- TO DO -
Filter the records for lines holding the string "caſus".

- MATERIAL PROVIDED -
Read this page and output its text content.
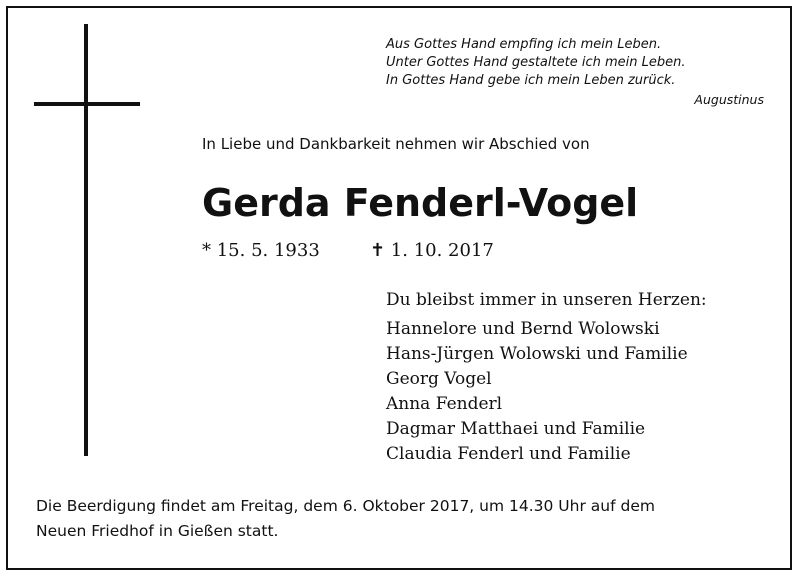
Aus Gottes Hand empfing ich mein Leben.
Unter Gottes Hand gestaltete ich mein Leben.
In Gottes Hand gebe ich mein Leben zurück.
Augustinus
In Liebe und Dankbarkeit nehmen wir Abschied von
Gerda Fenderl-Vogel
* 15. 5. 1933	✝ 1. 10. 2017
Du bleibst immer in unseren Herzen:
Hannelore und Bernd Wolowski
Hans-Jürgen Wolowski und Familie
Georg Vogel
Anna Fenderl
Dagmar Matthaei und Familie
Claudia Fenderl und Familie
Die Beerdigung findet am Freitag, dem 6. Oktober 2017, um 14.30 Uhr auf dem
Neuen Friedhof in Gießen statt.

==

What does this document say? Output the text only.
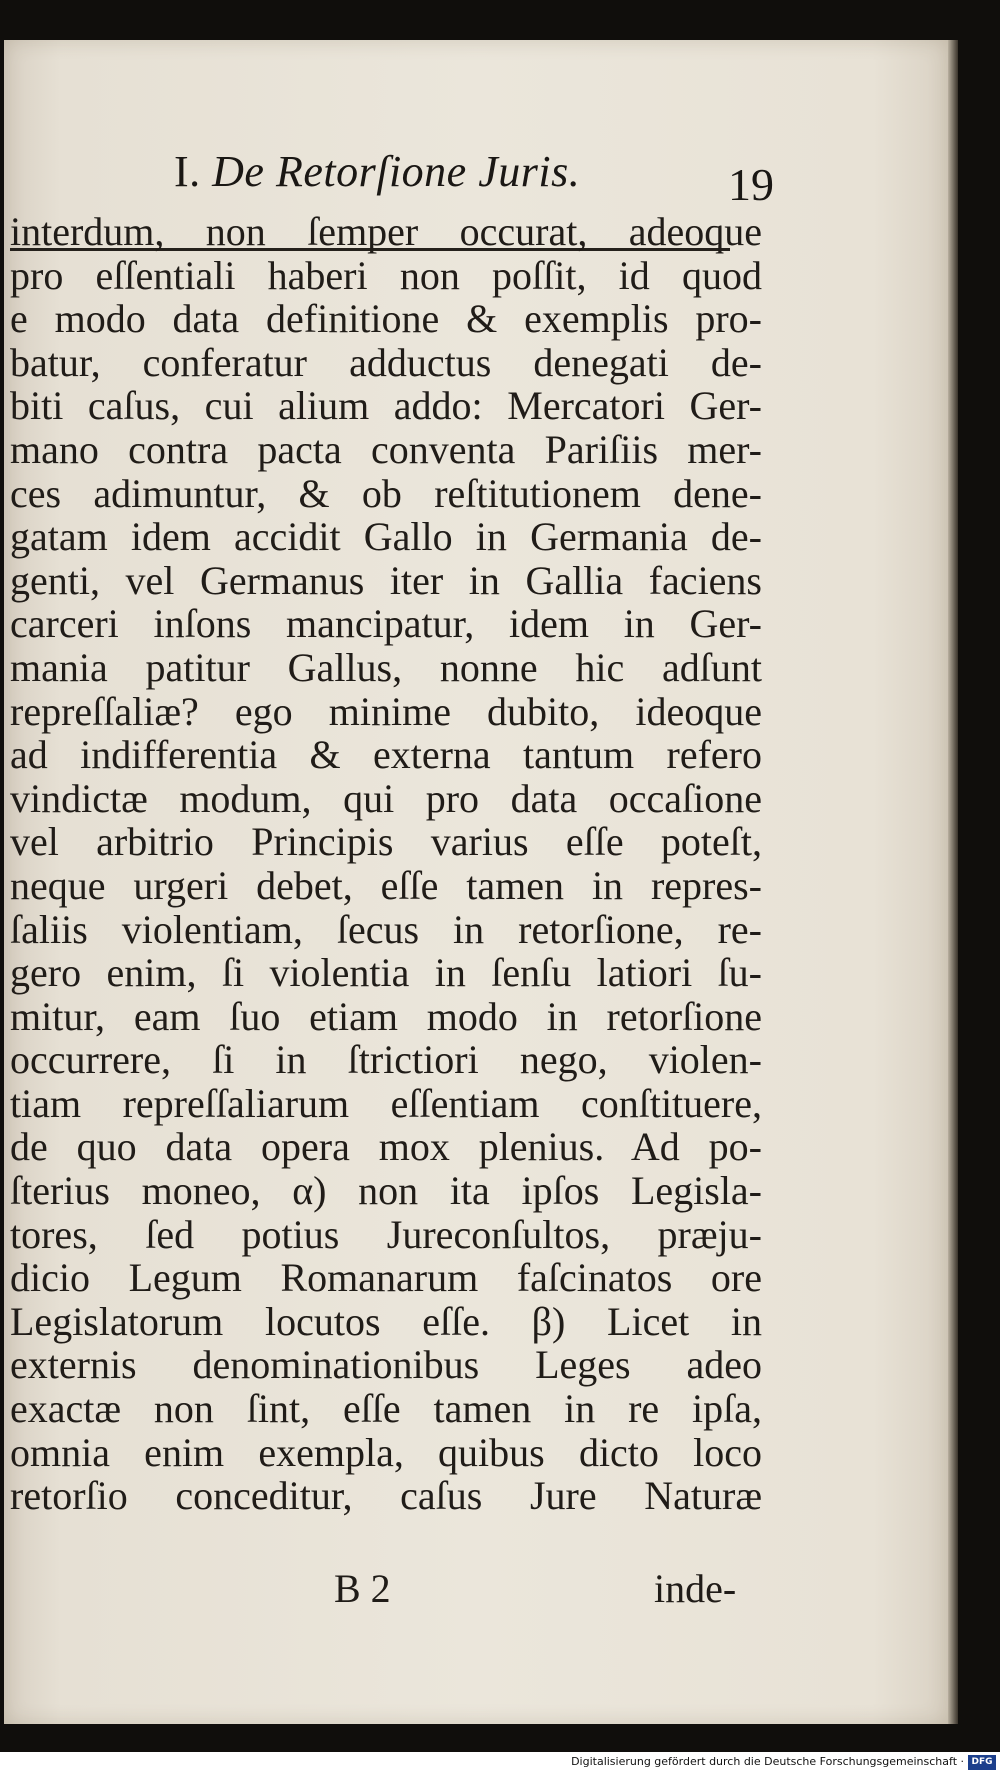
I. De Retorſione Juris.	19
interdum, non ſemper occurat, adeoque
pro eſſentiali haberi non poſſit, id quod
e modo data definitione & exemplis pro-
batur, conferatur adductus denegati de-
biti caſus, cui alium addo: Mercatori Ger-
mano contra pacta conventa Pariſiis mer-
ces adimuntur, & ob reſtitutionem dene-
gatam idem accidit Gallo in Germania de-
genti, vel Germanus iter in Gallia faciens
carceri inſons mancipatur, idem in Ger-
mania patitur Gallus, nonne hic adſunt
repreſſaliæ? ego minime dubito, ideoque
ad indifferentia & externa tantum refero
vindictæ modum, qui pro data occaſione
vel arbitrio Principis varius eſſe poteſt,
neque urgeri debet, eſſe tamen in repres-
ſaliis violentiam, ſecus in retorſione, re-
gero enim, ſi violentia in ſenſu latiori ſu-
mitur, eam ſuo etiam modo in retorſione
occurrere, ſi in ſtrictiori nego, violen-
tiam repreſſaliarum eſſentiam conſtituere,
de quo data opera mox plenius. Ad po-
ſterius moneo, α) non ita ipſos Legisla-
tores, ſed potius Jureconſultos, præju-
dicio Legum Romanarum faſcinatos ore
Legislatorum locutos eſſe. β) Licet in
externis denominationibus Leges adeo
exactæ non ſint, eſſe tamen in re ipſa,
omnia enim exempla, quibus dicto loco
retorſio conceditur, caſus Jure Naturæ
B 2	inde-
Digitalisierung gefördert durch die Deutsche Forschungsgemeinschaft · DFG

...

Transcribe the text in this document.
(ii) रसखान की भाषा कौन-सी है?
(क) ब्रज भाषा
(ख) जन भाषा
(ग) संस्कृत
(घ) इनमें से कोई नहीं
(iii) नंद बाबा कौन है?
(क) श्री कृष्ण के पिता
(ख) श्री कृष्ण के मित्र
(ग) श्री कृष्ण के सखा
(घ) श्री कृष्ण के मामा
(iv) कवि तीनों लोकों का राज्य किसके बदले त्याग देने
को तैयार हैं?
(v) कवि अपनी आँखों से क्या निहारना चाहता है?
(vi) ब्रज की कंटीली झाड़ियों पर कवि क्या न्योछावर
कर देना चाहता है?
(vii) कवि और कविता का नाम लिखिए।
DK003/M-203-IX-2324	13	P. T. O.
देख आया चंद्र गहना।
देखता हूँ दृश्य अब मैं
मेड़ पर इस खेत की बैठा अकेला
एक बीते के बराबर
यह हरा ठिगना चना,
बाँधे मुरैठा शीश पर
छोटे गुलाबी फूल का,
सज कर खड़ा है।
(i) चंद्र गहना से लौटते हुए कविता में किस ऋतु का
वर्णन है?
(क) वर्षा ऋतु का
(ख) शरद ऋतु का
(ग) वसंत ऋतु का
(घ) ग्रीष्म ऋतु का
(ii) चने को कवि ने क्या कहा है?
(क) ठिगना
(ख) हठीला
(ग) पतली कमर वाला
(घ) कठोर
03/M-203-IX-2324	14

- RESULT OF THE TASK -
biti caſus, cui alium addo: Mercatori Ger-
retorſio conceditur, caſus Jure Naturæ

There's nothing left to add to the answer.